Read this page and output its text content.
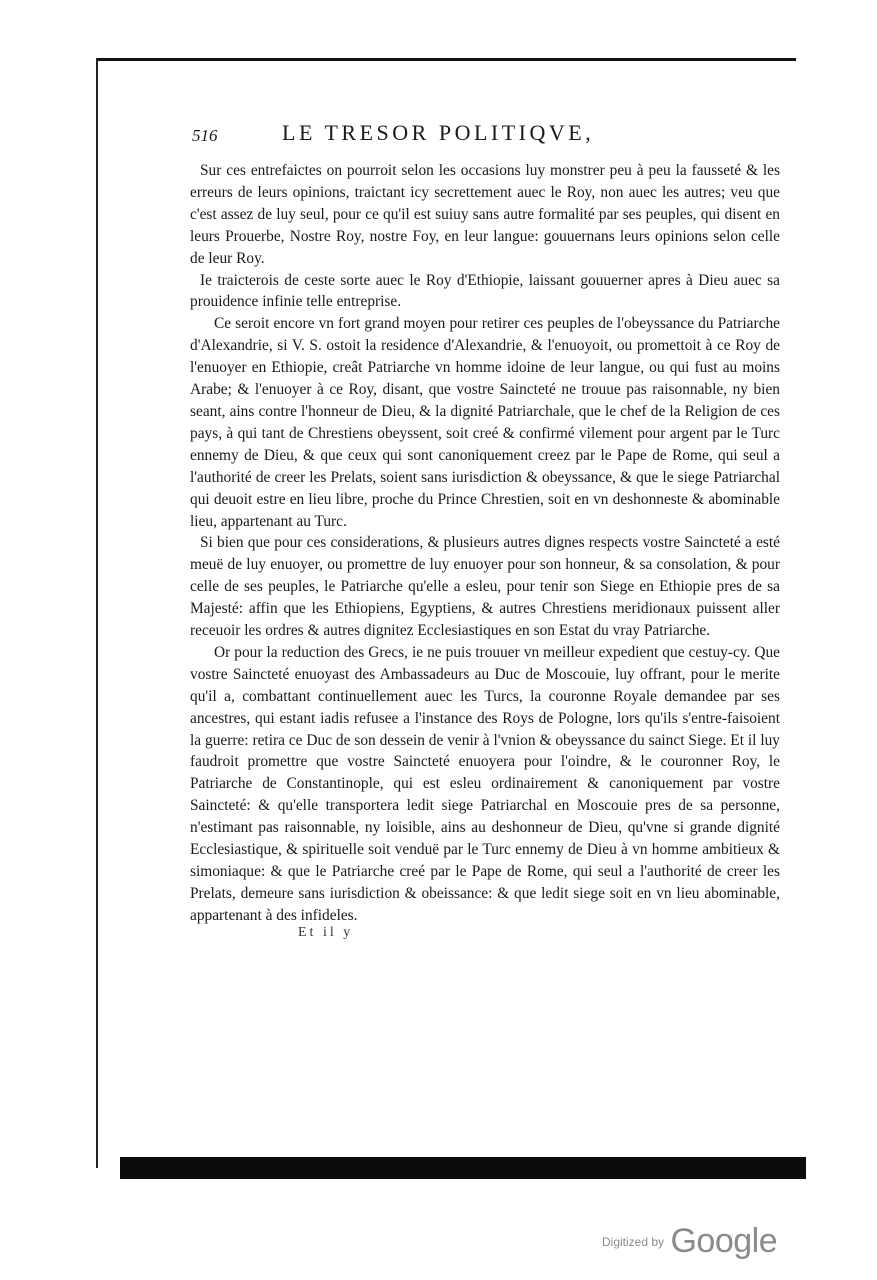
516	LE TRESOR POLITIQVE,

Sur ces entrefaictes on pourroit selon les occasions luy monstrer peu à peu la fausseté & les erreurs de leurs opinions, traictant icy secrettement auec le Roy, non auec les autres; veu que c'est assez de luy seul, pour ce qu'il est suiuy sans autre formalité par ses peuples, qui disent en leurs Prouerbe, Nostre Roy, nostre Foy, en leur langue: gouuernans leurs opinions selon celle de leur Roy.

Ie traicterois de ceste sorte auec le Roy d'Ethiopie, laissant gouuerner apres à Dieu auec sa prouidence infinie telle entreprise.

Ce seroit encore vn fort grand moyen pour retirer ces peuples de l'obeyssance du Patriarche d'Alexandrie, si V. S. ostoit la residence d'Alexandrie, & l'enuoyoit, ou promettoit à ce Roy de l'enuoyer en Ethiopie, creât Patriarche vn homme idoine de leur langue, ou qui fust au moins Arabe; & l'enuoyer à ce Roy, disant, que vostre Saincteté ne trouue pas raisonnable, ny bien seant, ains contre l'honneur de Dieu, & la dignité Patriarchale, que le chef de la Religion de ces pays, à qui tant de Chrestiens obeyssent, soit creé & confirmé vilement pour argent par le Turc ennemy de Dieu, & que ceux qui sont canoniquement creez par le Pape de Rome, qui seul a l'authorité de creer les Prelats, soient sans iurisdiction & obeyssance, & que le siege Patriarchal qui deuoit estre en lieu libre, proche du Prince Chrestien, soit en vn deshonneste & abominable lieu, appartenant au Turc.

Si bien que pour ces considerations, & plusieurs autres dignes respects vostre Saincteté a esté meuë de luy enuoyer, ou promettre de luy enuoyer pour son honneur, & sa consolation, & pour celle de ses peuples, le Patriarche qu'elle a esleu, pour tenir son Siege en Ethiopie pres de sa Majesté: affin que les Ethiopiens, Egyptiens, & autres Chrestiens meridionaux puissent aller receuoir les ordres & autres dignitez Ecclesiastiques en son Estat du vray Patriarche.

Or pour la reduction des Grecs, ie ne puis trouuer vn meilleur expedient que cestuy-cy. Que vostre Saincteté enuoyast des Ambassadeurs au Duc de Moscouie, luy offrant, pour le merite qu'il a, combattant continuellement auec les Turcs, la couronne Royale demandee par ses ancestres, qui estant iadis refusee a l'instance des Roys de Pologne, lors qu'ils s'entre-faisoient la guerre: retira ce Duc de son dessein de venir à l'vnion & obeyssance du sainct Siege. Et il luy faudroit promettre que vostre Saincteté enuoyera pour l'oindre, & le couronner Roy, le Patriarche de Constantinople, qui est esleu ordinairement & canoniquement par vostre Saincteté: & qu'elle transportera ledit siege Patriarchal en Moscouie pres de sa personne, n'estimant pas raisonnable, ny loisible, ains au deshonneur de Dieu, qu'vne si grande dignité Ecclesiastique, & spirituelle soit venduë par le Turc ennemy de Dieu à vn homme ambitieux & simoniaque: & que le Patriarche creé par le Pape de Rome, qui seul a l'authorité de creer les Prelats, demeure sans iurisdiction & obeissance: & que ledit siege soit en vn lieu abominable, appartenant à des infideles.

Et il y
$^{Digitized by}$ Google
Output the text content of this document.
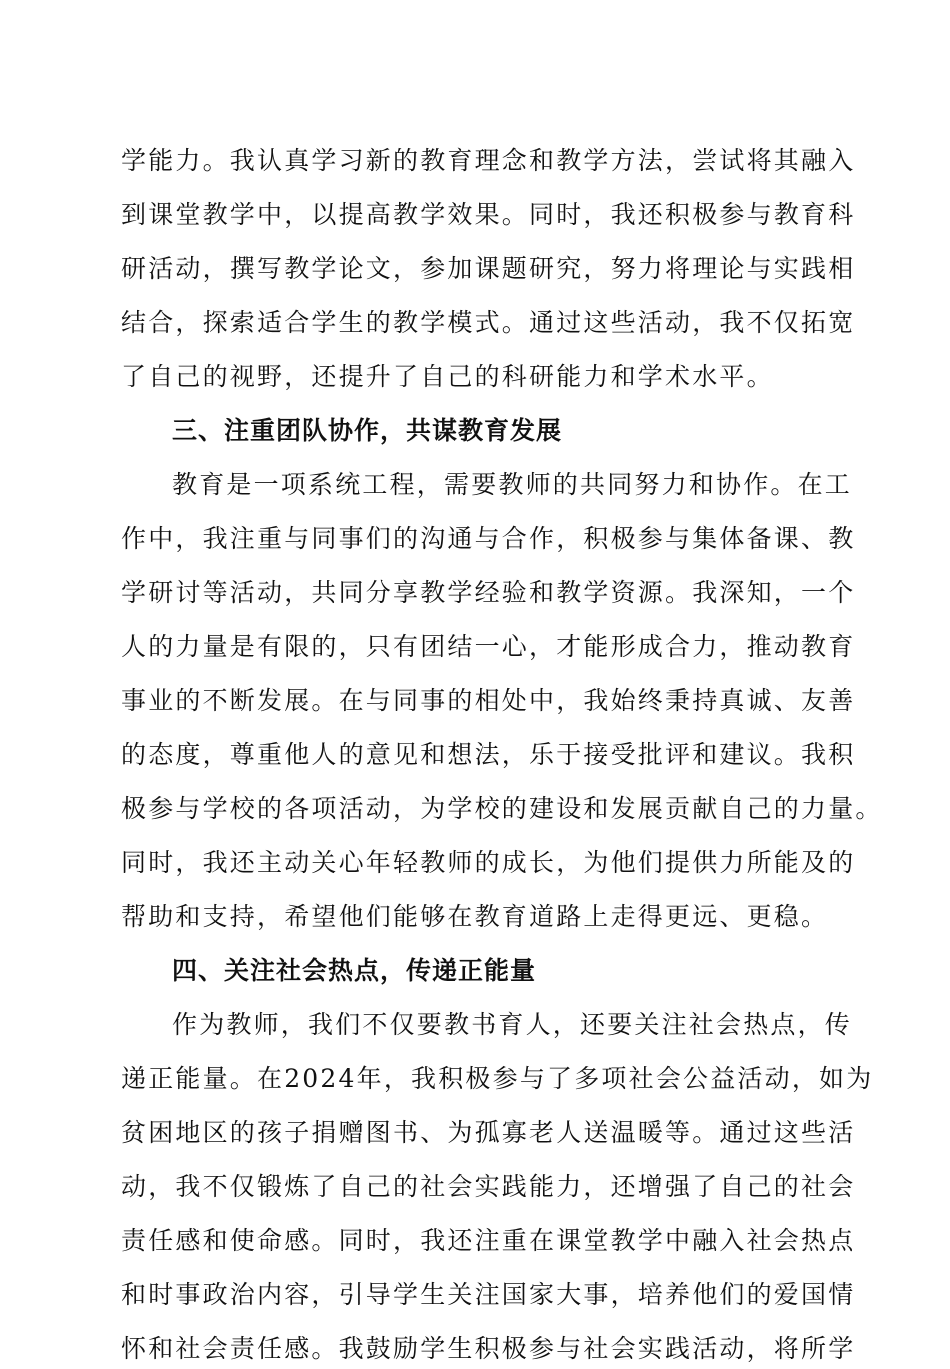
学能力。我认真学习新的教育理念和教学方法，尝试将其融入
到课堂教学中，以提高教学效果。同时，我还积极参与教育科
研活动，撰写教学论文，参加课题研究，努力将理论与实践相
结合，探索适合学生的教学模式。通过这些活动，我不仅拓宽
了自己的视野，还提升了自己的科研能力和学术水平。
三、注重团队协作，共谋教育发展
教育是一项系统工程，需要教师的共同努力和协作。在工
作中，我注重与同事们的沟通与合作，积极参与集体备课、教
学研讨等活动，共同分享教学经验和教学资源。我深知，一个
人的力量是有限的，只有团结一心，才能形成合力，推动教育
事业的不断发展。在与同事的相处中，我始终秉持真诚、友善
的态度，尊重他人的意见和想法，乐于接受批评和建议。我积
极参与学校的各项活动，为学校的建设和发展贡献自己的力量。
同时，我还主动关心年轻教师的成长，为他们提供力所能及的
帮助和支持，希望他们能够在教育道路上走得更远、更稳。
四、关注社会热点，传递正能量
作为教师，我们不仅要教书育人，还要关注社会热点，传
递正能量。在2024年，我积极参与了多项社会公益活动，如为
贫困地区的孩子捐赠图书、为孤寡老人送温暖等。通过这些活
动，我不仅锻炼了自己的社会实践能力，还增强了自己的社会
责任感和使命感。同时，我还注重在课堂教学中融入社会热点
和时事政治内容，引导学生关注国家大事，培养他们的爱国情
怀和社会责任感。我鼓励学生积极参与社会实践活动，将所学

════════════════

**Exercise**: Transcribe every entry word for word, but skip the pictures.

**Completed exercise**:
Read this page and output its text content.
516	LE TRESOR POLITIQVE,

Sur ces entrefaictes on pourroit selon les occasions luy monstrer peu à peu la fausseté & les erreurs de leurs opinions, traictant icy secrettement auec le Roy, non auec les autres; veu que c'est assez de luy seul, pour ce qu'il est suiuy sans autre formalité par ses peuples, qui disent en leurs Prouerbe, Nostre Roy, nostre Foy, en leur langue: gouuernans leurs opinions selon celle de leur Roy.

Ie traicterois de ceste sorte auec le Roy d'Ethiopie, laissant gouuerner apres à Dieu auec sa prouidence infinie telle entreprise.

Ce seroit encore vn fort grand moyen pour retirer ces peuples de l'obeyssance du Patriarche d'Alexandrie, si V. S. ostoit la residence d'Alexandrie, & l'enuoyoit, ou promettoit à ce Roy de l'enuoyer en Ethiopie, creât Patriarche vn homme idoine de leur langue, ou qui fust au moins Arabe; & l'enuoyer à ce Roy, disant, que vostre Saincteté ne trouue pas raisonnable, ny bien seant, ains contre l'honneur de Dieu, & la dignité Patriarchale, que le chef de la Religion de ces pays, à qui tant de Chrestiens obeyssent, soit creé & confirmé vilement pour argent par le Turc ennemy de Dieu, & que ceux qui sont canoniquement creez par le Pape de Rome, qui seul a l'authorité de creer les Prelats, soient sans iurisdiction & obeyssance, & que le siege Patriarchal qui deuoit estre en lieu libre, proche du Prince Chrestien, soit en vn deshonneste & abominable lieu, appartenant au Turc.

Si bien que pour ces considerations, & plusieurs autres dignes respects vostre Saincteté a esté meuë de luy enuoyer, ou promettre de luy enuoyer pour son honneur, & sa consolation, & pour celle de ses peuples, le Patriarche qu'elle a esleu, pour tenir son Siege en Ethiopie pres de sa Majesté: affin que les Ethiopiens, Egyptiens, & autres Chrestiens meridionaux puissent aller receuoir les ordres & autres dignitez Ecclesiastiques en son Estat du vray Patriarche.

Or pour la reduction des Grecs, ie ne puis trouuer vn meilleur expedient que cestuy-cy. Que vostre Saincteté enuoyast des Ambassadeurs au Duc de Moscouie, luy offrant, pour le merite qu'il a, combattant continuellement auec les Turcs, la couronne Royale demandee par ses ancestres, qui estant iadis refusee a l'instance des Roys de Pologne, lors qu'ils s'entre-faisoient la guerre: retira ce Duc de son dessein de venir à l'vnion & obeyssance du sainct Siege. Et il luy faudroit promettre que vostre Saincteté enuoyera pour l'oindre, & le couronner Roy, le Patriarche de Constantinople, qui est esleu ordinairement & canoniquement par vostre Saincteté: & qu'elle transportera ledit siege Patriarchal en Moscouie pres de sa personne, n'estimant pas raisonnable, ny loisible, ains au deshonneur de Dieu, qu'vne si grande dignité Ecclesiastique, & spirituelle soit venduë par le Turc ennemy de Dieu à vn homme ambitieux & simoniaque: & que le Patriarche creé par le Pape de Rome, qui seul a l'authorité de creer les Prelats, demeure sans iurisdiction & obeissance: & que ledit siege soit en vn lieu abominable, appartenant à des infideles.

Et il y
$^{Digitized by}$ Google
Output the text content of this document.
学能力。我认真学习新的教育理念和教学方法，尝试将其融入
到课堂教学中，以提高教学效果。同时，我还积极参与教育科
研活动，撰写教学论文，参加课题研究，努力将理论与实践相
结合，探索适合学生的教学模式。通过这些活动，我不仅拓宽
了自己的视野，还提升了自己的科研能力和学术水平。
三、注重团队协作，共谋教育发展
教育是一项系统工程，需要教师的共同努力和协作。在工
作中，我注重与同事们的沟通与合作，积极参与集体备课、教
学研讨等活动，共同分享教学经验和教学资源。我深知，一个
人的力量是有限的，只有团结一心，才能形成合力，推动教育
事业的不断发展。在与同事的相处中，我始终秉持真诚、友善
的态度，尊重他人的意见和想法，乐于接受批评和建议。我积
极参与学校的各项活动，为学校的建设和发展贡献自己的力量。
同时，我还主动关心年轻教师的成长，为他们提供力所能及的
帮助和支持，希望他们能够在教育道路上走得更远、更稳。
四、关注社会热点，传递正能量
作为教师，我们不仅要教书育人，还要关注社会热点，传
递正能量。在2024年，我积极参与了多项社会公益活动，如为
贫困地区的孩子捐赠图书、为孤寡老人送温暖等。通过这些活
动，我不仅锻炼了自己的社会实践能力，还增强了自己的社会
责任感和使命感。同时，我还注重在课堂教学中融入社会热点
和时事政治内容，引导学生关注国家大事，培养他们的爱国情
怀和社会责任感。我鼓励学生积极参与社会实践活动，将所学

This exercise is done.